Given problem:
Extract, from the records beneath this instruction, each line that contains the word "school".

Supplied entries:
┏━━

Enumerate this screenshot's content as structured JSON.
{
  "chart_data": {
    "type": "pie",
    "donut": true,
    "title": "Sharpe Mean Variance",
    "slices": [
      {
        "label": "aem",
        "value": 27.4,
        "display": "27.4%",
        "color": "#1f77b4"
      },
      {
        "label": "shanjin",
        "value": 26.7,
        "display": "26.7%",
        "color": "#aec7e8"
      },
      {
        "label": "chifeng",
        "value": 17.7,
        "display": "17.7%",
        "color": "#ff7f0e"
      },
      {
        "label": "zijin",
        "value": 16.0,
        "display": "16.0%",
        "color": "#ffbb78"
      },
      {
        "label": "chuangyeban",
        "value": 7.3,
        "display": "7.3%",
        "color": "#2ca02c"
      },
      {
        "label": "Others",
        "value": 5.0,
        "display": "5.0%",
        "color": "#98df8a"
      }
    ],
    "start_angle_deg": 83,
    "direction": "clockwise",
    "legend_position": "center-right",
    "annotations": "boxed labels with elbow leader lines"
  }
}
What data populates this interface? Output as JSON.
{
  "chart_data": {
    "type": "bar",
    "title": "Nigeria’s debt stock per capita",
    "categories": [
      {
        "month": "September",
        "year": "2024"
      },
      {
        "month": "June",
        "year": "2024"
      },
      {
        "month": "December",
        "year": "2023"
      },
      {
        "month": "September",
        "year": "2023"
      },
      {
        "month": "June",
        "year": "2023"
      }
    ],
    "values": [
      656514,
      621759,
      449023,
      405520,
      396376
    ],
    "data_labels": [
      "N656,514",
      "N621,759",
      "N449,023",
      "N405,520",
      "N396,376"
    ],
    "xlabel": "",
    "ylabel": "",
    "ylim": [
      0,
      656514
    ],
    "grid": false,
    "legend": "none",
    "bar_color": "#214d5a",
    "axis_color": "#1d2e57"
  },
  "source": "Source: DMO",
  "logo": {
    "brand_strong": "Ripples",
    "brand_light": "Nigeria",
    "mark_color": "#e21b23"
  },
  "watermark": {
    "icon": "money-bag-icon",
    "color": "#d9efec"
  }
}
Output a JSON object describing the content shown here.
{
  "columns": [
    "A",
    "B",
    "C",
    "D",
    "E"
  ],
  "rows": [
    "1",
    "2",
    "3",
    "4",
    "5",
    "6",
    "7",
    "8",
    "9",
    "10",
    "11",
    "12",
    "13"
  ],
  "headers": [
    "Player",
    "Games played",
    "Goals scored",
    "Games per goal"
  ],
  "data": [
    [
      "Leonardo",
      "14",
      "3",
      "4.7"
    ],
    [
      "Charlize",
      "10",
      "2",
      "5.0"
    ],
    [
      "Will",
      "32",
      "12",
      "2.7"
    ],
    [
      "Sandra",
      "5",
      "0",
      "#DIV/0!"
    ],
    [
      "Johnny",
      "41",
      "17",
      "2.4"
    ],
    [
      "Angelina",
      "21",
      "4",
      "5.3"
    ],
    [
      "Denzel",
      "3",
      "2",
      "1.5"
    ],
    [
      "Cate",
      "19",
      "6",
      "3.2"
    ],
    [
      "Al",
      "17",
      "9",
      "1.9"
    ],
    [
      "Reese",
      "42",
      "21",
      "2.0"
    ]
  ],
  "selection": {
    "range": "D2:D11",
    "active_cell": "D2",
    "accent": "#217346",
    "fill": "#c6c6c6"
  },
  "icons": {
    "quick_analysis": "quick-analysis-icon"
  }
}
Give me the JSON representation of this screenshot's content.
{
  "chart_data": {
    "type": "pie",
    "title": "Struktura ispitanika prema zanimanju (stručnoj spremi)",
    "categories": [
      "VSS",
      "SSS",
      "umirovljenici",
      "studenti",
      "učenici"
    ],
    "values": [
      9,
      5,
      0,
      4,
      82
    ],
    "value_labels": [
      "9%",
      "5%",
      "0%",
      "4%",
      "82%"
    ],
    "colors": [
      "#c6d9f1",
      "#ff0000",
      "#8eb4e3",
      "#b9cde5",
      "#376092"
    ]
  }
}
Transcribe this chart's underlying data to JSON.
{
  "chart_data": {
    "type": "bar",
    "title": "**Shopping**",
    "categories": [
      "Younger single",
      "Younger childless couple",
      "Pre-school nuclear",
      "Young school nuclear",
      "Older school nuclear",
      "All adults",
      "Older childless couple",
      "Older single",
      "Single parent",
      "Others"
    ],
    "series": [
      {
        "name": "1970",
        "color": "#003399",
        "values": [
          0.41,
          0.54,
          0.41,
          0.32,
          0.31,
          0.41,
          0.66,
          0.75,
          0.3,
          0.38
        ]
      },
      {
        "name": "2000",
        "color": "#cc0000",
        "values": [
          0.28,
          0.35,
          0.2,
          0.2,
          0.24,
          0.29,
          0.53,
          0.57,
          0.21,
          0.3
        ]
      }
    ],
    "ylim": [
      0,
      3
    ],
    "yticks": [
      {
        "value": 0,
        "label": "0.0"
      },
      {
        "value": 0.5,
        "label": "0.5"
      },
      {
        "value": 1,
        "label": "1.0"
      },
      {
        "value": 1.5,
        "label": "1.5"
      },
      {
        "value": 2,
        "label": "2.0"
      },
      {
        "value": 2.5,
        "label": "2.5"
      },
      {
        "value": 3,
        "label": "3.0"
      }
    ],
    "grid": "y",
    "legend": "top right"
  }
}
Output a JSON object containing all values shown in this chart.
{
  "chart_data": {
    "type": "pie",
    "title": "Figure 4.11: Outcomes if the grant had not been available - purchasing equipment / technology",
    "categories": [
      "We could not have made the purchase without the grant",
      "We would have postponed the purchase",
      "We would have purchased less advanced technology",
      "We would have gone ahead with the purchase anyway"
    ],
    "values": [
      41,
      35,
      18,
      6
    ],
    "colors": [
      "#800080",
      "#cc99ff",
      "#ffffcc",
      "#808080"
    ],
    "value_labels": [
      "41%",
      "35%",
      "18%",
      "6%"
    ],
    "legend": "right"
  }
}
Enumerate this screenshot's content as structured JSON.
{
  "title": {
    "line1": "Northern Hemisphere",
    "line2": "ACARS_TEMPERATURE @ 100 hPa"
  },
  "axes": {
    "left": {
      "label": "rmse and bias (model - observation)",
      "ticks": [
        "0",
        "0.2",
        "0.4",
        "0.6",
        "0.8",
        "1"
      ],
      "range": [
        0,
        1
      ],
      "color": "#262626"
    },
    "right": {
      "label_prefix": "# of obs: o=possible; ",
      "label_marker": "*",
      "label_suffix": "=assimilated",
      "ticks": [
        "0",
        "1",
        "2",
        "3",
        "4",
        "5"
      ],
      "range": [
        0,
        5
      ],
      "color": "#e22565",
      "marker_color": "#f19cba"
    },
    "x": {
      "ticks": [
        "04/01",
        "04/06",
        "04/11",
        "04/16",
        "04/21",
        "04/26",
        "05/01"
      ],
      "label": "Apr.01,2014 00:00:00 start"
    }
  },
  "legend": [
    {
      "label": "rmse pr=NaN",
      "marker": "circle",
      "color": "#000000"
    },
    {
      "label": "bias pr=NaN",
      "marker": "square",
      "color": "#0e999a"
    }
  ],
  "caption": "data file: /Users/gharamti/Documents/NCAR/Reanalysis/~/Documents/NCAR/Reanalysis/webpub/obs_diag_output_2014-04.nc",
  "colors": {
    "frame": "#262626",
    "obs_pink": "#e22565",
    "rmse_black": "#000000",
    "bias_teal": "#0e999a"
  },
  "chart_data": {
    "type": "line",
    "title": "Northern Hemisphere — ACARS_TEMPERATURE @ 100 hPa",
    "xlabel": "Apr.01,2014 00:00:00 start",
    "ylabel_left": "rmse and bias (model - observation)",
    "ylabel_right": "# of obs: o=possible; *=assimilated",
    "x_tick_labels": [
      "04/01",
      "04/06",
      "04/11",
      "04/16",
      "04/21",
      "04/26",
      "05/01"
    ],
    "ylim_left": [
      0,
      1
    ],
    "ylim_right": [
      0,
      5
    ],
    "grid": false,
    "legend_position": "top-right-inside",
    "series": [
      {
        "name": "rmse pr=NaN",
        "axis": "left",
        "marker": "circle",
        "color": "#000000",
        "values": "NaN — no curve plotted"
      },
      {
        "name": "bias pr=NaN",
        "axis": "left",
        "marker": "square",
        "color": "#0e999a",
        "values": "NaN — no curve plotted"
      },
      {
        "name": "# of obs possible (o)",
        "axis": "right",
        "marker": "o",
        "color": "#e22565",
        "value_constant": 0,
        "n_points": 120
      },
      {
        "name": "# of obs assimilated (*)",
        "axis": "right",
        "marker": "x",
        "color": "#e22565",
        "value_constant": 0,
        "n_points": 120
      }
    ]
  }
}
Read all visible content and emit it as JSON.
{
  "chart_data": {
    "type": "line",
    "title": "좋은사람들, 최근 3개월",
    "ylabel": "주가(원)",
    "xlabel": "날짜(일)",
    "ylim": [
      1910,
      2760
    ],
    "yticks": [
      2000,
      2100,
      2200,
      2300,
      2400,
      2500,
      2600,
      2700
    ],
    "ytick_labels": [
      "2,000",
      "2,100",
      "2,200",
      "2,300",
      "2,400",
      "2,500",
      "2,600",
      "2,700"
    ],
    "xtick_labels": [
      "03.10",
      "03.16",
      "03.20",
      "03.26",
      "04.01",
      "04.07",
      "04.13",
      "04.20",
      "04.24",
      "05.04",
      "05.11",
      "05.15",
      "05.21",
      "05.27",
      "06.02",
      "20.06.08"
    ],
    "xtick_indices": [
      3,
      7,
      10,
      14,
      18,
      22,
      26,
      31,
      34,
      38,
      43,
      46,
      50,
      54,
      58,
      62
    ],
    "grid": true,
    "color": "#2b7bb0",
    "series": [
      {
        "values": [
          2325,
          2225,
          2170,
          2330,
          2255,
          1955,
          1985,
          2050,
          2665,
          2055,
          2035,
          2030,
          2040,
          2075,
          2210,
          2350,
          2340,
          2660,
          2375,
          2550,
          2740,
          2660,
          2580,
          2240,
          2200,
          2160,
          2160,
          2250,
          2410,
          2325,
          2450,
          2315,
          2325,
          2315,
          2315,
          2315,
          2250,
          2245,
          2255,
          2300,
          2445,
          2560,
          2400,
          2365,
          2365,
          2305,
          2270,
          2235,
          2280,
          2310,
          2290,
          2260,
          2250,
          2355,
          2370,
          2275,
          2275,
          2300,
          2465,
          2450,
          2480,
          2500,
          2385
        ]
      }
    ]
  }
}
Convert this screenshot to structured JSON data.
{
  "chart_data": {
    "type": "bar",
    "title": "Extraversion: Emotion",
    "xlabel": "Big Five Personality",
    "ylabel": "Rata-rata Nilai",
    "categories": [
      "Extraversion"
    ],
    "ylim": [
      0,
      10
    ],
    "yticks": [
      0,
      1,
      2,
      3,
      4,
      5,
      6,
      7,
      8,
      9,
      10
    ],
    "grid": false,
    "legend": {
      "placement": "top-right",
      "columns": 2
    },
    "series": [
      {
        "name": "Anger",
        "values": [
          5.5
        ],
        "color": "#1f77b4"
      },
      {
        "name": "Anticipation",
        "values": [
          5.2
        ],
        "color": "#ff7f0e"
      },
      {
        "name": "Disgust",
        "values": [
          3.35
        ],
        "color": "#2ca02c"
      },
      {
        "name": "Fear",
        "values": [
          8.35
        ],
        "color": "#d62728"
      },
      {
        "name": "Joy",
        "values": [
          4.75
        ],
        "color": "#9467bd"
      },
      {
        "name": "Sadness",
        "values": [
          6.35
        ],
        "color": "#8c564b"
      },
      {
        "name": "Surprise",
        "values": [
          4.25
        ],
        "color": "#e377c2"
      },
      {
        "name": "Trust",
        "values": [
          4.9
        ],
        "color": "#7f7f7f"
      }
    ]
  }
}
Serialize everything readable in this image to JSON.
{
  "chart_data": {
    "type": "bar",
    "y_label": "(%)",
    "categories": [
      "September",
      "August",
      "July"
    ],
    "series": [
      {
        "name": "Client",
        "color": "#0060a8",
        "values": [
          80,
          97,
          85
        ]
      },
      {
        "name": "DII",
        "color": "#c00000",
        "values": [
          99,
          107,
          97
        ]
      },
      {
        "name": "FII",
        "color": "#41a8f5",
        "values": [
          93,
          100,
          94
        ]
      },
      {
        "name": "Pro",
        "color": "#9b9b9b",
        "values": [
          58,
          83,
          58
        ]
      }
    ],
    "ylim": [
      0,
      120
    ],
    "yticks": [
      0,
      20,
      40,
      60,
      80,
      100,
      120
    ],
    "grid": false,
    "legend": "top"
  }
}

┗━━

Completed exercise:
      "Pre-school nuclear",
      "Young school nuclear",
      "Older school nuclear",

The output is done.